### EXERCISE OBJECTIVE
Copy out every line that contains "sound".

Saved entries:
========

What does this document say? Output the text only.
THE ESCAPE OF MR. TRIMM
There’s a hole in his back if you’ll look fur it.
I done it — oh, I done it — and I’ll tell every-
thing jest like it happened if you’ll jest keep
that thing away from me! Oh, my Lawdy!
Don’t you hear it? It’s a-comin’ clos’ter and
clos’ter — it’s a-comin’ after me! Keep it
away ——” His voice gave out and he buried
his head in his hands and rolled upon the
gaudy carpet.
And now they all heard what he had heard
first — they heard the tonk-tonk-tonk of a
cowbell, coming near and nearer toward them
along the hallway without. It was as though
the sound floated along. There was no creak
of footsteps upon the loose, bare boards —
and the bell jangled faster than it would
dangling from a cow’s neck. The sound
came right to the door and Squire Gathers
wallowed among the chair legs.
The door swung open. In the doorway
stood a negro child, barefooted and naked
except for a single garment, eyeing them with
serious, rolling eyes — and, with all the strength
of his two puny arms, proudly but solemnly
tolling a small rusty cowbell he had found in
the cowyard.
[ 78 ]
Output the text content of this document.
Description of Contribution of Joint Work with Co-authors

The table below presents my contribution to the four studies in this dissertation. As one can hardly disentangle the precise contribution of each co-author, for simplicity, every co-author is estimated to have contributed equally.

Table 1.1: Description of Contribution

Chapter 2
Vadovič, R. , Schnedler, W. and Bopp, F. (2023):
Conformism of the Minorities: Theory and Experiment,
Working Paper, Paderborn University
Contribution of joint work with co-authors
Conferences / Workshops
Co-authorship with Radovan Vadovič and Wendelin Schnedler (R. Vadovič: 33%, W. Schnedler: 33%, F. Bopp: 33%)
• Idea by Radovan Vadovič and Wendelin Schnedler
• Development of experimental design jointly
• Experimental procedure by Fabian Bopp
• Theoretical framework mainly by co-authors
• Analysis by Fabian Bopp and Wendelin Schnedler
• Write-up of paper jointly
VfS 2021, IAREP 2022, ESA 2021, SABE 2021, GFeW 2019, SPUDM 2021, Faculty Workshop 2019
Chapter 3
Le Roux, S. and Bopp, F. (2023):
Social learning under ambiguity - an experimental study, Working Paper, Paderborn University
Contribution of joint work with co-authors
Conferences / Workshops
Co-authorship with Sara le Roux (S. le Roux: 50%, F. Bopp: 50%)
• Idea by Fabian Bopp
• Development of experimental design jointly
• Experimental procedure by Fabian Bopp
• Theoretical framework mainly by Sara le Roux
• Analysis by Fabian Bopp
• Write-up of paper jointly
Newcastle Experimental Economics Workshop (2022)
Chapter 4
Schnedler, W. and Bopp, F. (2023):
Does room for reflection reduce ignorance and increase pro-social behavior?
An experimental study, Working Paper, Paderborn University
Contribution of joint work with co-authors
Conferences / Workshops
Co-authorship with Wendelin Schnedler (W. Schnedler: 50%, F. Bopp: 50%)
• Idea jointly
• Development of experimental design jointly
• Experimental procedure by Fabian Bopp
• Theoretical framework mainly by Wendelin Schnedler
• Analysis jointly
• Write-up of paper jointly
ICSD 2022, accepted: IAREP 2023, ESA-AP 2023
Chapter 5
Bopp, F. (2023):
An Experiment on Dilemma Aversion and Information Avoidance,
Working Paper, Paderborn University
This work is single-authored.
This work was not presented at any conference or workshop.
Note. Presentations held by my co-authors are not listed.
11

========

### SOLVED EXERCISE
the sound floated along. There was no creak
dangling from a cow’s neck. The sound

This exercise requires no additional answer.